▶ **What you should do**: Your task is to copy every line of the entries that contains "hours".

▶ **Records for this task**:
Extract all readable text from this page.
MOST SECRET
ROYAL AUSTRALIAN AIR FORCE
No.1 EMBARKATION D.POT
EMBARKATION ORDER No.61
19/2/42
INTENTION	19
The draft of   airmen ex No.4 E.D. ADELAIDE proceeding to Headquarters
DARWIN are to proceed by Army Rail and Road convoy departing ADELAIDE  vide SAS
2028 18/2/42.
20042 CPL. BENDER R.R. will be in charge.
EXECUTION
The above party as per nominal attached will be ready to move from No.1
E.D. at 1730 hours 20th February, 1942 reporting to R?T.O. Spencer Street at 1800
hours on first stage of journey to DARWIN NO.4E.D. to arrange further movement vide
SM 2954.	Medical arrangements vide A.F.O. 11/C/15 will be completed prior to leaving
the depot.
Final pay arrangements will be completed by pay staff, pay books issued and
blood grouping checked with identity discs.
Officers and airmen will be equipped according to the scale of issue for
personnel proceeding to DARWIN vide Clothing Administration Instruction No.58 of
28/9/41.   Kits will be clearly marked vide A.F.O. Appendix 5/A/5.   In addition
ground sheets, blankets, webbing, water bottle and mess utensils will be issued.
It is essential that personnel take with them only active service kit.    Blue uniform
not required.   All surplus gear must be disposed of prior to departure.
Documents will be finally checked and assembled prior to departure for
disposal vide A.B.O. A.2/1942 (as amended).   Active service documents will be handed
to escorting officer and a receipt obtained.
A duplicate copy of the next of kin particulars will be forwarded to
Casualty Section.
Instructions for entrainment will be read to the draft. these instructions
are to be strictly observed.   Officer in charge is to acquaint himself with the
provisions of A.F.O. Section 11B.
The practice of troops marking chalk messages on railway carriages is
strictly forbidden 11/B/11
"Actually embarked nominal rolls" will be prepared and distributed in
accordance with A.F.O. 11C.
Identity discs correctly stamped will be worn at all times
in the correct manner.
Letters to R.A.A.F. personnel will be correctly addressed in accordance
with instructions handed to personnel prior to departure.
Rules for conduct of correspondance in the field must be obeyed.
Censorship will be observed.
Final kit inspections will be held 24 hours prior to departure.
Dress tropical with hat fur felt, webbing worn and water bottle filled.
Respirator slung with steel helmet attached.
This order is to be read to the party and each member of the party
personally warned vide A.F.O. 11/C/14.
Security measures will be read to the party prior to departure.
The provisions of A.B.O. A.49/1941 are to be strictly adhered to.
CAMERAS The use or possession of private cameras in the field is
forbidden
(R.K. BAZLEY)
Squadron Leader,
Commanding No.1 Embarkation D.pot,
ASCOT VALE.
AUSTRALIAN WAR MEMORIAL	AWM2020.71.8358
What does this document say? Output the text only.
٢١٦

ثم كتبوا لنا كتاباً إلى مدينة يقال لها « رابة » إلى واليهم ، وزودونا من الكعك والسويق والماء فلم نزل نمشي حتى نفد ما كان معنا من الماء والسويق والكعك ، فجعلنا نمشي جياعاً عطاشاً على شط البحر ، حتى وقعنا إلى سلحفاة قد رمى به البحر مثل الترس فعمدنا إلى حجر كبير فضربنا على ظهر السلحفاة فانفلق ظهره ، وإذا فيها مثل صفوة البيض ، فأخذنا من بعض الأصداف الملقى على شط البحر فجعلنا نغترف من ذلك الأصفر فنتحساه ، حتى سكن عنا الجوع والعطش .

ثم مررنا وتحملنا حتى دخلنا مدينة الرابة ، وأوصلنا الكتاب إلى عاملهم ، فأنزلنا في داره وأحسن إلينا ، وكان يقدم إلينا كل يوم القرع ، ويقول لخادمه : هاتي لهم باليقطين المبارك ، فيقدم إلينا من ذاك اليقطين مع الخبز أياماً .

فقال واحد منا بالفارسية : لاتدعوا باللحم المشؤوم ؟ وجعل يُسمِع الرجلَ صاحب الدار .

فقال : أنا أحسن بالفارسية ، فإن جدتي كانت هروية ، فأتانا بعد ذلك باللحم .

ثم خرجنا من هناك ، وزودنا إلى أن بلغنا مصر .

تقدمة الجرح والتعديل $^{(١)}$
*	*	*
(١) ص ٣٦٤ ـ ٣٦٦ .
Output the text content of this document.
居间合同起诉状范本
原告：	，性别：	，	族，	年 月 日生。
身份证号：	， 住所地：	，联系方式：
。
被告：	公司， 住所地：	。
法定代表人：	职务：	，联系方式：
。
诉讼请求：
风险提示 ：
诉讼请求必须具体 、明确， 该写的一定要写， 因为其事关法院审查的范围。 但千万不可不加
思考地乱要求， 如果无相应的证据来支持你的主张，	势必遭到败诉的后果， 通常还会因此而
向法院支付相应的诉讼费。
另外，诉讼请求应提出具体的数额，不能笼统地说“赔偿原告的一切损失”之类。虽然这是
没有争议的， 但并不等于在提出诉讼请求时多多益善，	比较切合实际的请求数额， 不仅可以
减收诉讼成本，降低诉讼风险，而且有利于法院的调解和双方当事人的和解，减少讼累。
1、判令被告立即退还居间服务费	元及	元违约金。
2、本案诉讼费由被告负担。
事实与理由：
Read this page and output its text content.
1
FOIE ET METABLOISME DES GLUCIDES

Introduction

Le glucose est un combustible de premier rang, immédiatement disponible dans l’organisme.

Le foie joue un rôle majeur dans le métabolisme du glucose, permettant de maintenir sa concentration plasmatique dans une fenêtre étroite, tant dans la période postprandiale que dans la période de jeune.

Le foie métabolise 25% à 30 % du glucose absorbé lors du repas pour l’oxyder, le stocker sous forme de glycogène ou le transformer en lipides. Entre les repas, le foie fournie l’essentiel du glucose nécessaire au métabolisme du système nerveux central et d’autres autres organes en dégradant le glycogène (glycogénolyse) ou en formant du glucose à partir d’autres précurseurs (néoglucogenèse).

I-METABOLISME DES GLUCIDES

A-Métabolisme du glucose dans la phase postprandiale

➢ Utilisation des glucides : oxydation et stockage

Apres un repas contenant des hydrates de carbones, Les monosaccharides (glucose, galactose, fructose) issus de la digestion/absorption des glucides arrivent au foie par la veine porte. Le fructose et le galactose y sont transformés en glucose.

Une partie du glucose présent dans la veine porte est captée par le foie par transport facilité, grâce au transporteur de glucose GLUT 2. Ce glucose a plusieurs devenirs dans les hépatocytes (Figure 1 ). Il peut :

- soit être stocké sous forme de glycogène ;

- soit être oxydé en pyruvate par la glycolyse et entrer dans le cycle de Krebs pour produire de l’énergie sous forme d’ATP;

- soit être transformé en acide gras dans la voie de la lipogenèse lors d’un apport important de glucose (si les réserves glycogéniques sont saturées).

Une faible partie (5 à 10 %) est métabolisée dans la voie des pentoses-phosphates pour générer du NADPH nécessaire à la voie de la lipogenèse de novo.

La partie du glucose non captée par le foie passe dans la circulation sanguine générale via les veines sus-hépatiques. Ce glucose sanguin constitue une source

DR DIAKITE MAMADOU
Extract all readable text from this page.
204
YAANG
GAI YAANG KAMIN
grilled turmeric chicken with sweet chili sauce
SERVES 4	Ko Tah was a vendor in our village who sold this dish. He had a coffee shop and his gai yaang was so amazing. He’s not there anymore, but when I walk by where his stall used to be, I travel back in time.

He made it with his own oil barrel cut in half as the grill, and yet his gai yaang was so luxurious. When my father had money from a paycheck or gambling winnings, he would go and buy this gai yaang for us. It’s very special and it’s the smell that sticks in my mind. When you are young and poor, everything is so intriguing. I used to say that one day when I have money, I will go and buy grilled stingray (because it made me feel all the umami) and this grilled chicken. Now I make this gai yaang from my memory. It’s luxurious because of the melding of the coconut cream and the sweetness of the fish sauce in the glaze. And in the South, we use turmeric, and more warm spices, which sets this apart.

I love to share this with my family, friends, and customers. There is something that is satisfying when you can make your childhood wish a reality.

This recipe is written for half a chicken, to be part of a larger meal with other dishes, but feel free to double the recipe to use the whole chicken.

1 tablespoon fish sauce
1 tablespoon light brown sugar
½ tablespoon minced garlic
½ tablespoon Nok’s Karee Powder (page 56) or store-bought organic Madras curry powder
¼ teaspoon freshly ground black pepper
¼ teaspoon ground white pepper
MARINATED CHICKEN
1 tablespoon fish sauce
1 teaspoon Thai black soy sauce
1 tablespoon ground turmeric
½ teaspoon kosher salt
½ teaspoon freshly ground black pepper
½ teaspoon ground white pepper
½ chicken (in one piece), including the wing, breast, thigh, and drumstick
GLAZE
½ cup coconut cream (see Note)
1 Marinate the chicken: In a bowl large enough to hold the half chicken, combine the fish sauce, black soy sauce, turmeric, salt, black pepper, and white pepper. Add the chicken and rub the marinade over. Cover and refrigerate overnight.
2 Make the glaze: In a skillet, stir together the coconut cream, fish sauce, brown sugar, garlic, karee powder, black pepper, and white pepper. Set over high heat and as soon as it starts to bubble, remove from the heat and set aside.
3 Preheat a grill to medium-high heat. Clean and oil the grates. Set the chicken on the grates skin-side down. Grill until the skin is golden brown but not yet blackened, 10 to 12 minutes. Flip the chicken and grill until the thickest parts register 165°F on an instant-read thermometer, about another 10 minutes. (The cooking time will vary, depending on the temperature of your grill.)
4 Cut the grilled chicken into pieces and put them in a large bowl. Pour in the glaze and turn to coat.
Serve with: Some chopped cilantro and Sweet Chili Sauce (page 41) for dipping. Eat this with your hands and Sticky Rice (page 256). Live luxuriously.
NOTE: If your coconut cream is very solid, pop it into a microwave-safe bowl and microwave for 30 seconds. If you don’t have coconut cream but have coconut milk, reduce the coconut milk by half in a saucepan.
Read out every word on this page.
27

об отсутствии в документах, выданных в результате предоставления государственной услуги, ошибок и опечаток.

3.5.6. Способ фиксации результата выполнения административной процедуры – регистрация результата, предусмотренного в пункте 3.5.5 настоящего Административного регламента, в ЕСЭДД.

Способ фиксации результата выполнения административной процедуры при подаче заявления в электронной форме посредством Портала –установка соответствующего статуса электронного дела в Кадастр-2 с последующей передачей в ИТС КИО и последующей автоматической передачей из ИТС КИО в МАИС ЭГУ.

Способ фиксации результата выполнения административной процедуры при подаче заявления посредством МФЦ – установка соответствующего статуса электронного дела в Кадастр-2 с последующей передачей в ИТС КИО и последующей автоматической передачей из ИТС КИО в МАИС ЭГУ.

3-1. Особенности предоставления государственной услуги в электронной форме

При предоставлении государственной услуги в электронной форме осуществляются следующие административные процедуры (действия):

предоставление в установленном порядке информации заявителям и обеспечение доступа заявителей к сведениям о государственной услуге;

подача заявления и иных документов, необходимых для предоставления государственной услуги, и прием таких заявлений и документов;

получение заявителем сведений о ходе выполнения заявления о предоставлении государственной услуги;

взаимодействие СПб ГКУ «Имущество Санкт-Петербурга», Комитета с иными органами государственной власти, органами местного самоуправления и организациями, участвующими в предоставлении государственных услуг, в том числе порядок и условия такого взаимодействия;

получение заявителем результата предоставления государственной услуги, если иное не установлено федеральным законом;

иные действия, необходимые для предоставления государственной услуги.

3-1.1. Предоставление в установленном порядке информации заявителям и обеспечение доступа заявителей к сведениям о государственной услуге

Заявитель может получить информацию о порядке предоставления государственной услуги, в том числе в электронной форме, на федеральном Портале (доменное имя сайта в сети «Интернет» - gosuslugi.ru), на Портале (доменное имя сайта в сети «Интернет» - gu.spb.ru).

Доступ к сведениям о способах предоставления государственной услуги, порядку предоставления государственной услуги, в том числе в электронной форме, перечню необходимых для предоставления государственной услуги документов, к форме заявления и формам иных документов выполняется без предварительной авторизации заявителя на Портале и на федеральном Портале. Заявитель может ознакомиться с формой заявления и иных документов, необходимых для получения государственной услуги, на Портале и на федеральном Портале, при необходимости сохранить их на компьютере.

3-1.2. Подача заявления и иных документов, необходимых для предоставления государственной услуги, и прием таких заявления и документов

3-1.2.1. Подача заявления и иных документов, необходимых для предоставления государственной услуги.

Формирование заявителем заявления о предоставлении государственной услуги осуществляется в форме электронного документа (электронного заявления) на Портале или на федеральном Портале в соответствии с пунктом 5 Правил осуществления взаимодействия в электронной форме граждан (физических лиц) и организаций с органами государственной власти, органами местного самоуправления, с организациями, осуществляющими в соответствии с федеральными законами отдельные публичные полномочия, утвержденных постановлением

▶ **Written solution**:
E.D. at 1730 hours 20th February, 1942 reporting to R?T.O. Spencer Street at 1800
hours on first stage of journey to DARWIN NO.4E.D. to arrange further movement vide
Final kit inspections will be held 24 hours prior to departure.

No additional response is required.